REQUIRED WORK:
Copy out each line containing "taken" from the entries below.

ENTRIES SHOWN:
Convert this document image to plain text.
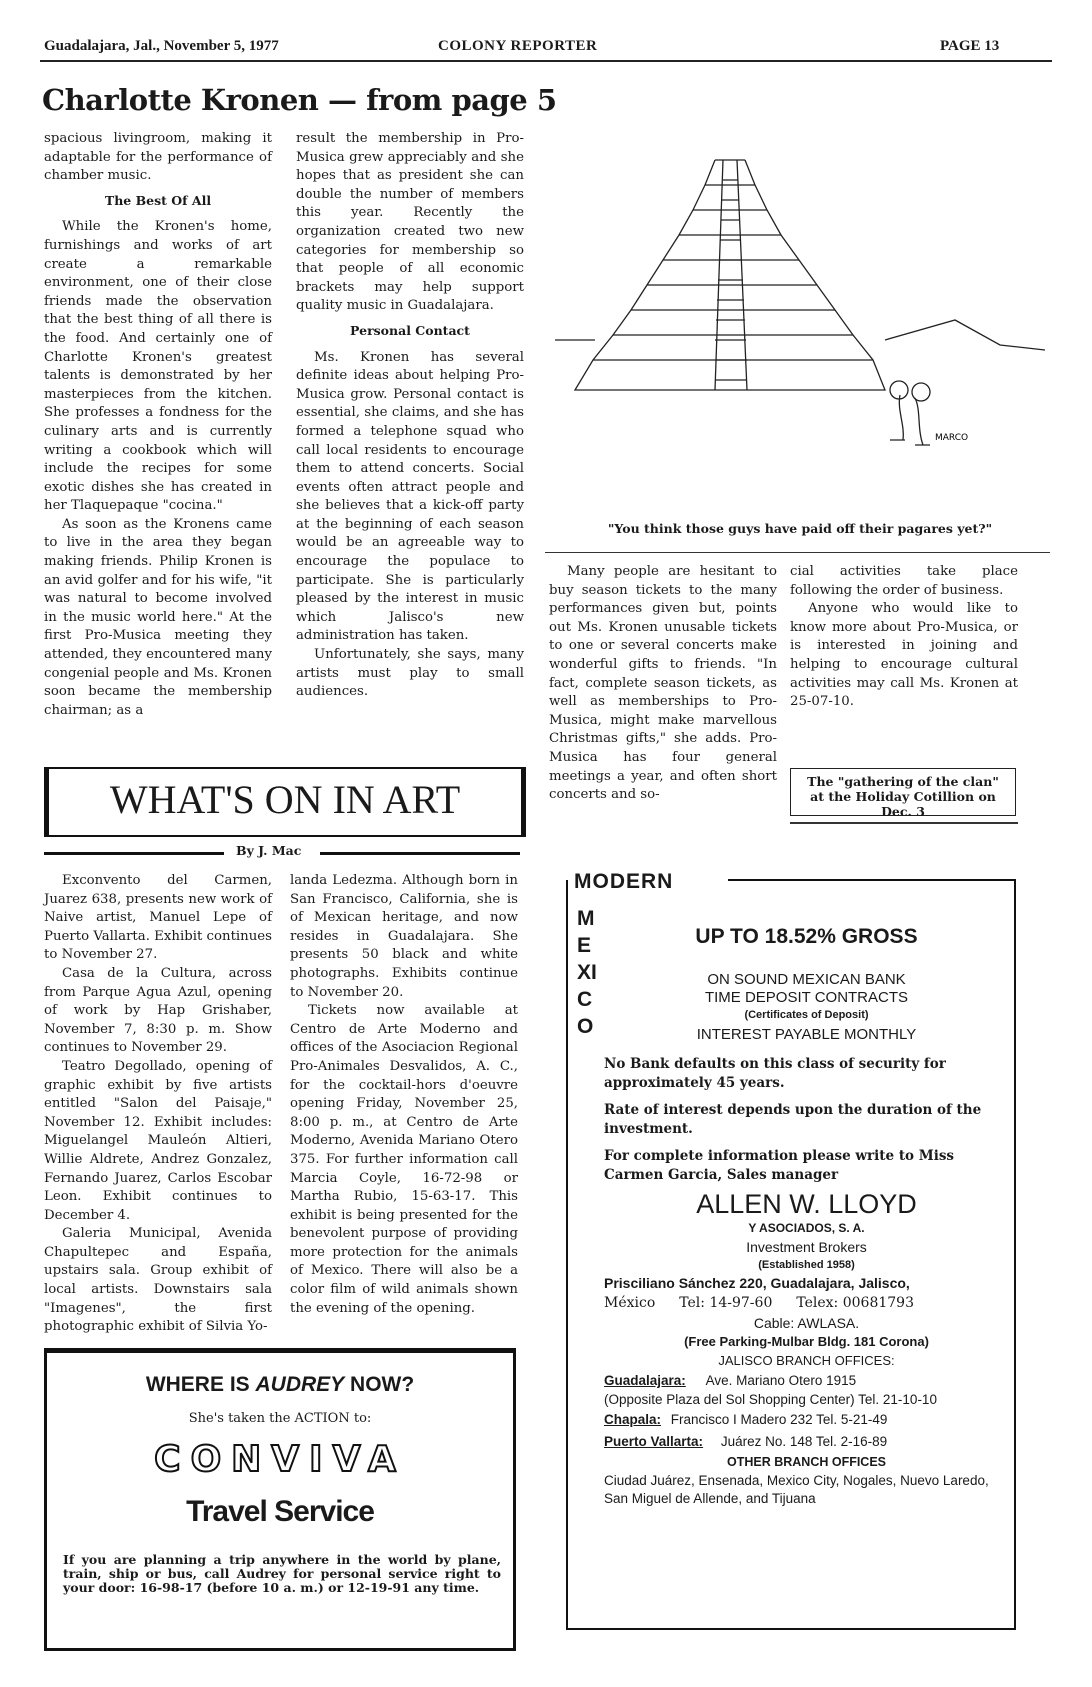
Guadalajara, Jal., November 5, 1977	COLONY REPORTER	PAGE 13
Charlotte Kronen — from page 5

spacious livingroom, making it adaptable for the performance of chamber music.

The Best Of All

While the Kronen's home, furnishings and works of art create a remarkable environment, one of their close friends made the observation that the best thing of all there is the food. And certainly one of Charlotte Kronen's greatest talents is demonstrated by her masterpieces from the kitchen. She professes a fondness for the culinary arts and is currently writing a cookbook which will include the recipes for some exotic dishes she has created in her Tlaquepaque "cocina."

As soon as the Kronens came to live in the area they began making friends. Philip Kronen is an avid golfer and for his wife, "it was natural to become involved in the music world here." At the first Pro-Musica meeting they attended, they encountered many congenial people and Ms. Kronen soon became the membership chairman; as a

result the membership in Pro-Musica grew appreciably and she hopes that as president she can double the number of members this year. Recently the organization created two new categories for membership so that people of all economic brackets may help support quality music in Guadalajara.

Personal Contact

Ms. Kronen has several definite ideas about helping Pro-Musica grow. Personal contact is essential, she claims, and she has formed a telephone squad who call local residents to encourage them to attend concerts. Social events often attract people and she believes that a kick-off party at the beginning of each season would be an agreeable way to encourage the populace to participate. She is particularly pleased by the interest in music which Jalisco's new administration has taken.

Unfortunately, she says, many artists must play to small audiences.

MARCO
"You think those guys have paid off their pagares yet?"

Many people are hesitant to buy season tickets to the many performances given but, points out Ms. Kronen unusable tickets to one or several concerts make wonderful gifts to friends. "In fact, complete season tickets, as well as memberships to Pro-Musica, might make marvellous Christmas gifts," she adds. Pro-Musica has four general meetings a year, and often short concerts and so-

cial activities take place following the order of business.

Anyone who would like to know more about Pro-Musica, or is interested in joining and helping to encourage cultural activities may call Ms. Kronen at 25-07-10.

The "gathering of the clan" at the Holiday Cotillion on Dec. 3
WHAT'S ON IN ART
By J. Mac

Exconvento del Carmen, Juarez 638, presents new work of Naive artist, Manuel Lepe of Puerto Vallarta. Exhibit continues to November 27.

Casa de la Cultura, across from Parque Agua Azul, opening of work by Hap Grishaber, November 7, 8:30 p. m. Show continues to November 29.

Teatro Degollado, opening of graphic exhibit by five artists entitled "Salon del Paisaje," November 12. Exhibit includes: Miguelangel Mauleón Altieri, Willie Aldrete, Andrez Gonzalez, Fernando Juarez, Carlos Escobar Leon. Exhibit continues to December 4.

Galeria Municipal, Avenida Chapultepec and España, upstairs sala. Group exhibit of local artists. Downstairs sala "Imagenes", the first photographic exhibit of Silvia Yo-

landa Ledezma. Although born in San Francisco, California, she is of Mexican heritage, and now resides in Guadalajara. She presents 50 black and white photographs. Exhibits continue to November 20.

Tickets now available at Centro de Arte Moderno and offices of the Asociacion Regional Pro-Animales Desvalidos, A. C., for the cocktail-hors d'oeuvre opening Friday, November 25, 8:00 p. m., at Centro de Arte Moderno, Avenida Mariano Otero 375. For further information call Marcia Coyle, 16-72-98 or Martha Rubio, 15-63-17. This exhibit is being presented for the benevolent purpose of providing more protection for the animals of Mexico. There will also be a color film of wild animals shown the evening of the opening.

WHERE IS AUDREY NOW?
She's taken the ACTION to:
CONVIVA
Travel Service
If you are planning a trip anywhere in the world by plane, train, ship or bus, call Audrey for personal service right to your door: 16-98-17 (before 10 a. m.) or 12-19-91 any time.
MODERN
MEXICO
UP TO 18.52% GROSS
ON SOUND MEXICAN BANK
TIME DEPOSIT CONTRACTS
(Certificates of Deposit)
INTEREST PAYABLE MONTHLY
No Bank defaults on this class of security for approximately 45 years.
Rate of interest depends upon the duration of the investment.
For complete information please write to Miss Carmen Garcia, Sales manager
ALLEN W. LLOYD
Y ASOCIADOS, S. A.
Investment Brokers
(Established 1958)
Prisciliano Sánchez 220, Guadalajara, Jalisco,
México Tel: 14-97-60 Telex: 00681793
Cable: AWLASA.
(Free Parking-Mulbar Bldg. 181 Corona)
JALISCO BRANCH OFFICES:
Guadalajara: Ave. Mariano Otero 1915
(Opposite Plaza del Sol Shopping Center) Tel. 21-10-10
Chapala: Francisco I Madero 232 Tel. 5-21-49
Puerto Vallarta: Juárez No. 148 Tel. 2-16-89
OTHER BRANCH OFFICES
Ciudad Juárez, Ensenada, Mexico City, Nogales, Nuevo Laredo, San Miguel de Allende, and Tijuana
...
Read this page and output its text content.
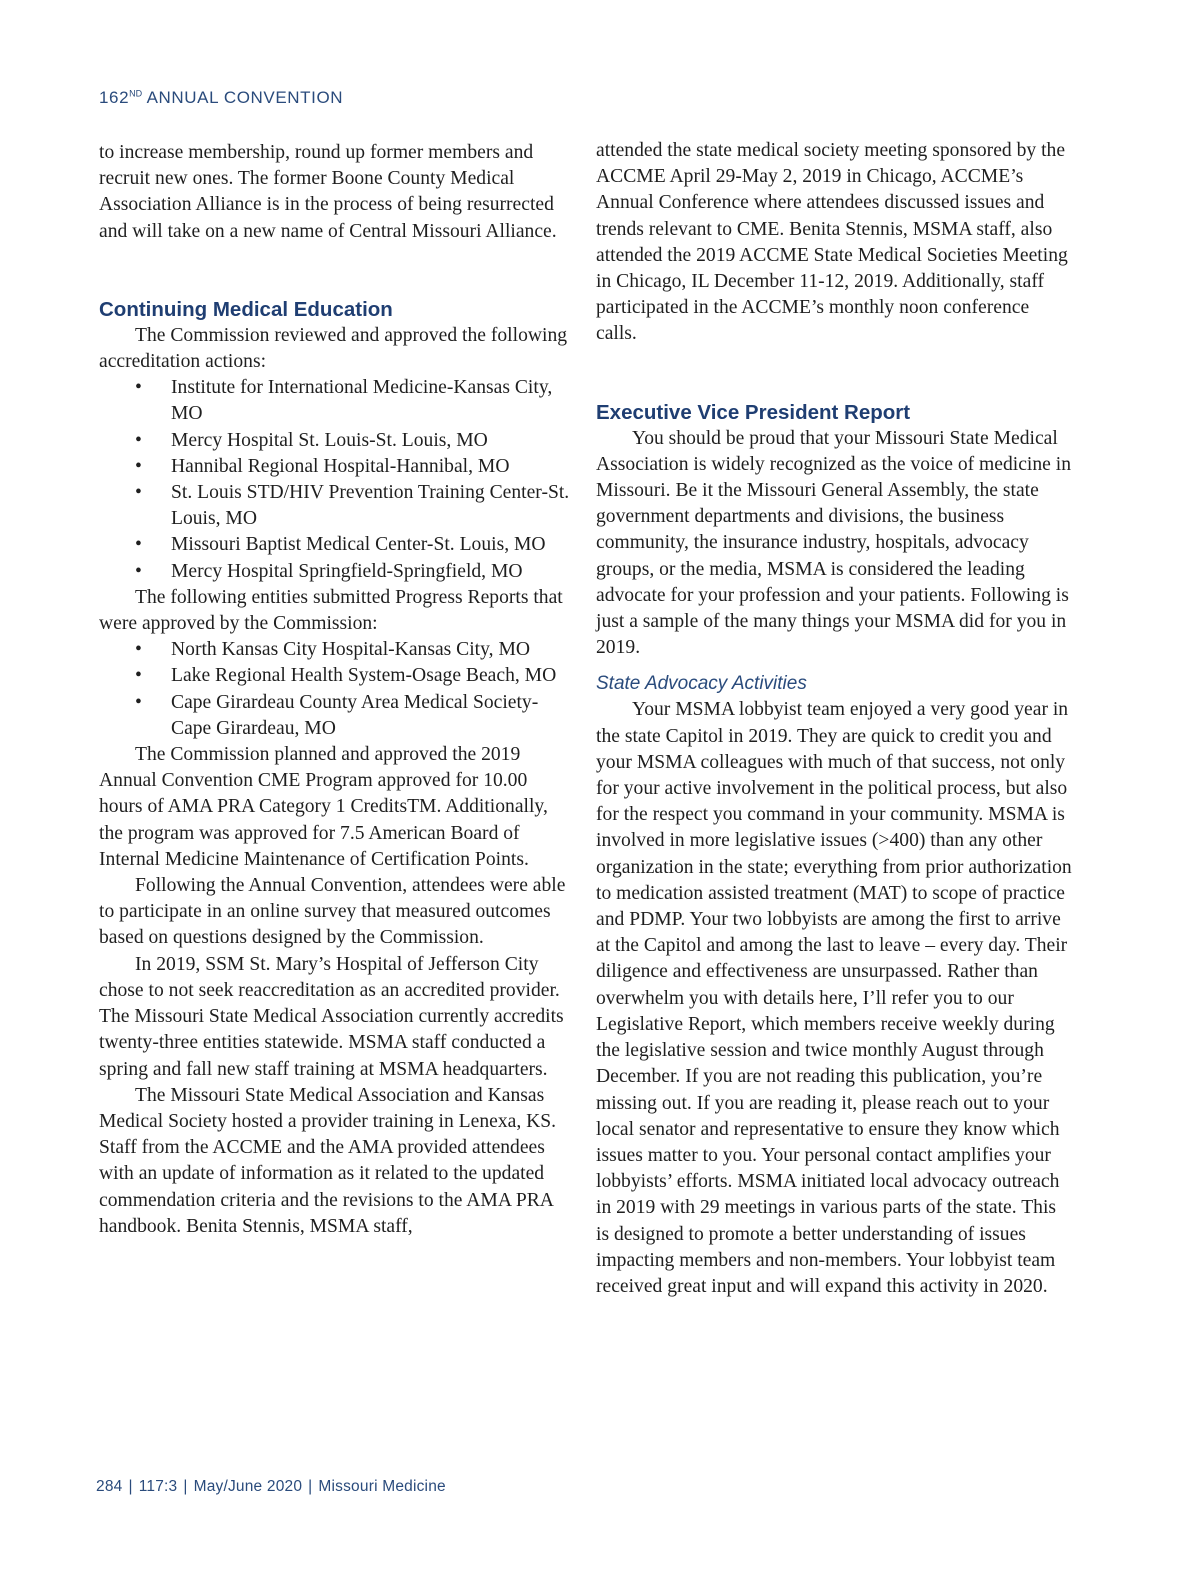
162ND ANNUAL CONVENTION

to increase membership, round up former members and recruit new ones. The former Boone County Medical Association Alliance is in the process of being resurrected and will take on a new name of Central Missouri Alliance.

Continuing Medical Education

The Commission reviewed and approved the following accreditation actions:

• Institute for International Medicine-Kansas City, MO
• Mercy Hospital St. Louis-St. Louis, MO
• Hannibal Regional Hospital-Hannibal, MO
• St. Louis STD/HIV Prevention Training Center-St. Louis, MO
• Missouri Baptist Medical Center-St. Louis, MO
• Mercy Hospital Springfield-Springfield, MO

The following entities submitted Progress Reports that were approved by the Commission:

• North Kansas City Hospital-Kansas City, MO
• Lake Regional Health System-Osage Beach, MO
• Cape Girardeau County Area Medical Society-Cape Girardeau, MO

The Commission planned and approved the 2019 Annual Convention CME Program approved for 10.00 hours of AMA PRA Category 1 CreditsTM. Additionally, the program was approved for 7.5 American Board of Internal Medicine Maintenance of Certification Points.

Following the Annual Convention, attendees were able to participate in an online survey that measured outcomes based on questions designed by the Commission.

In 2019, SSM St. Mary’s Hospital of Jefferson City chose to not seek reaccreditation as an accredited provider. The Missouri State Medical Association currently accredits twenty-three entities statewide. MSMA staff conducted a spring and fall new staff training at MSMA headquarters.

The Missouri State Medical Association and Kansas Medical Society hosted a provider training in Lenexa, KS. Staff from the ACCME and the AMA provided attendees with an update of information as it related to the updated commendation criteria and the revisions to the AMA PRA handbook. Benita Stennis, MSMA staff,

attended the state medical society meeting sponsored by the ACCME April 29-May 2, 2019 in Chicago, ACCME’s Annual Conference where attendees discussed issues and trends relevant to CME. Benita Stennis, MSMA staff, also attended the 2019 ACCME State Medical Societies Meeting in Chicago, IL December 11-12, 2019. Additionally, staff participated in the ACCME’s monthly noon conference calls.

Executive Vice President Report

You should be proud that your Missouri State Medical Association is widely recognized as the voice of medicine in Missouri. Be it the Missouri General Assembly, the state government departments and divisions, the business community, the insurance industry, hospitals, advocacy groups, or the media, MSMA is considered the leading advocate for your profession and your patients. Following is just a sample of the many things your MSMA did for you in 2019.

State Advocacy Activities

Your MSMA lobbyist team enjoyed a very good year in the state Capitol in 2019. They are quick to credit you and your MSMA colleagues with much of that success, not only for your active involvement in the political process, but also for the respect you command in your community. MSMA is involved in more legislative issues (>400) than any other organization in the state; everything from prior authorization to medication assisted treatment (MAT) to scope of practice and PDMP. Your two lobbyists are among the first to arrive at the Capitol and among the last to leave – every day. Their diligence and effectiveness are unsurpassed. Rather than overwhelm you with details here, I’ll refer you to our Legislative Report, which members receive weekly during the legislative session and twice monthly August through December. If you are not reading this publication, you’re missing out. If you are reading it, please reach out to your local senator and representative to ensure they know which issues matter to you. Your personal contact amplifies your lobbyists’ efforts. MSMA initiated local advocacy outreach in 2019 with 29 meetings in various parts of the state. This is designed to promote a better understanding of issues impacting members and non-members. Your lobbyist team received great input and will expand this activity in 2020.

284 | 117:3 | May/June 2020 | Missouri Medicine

SOLUTION BELOW:
Ms. Kronen has several definite ideas about helping Pro-Musica grow. Personal contact is essential, she claims, and she has formed a telephone squad who call local residents to encourage them to attend concerts. Social events often attract people and she believes that a kick-off party at the beginning of each season would be an agreeable way to encourage the populace to participate. She is particularly pleased by the interest in music which Jalisco's new administration has taken.
She's taken the ACTION to:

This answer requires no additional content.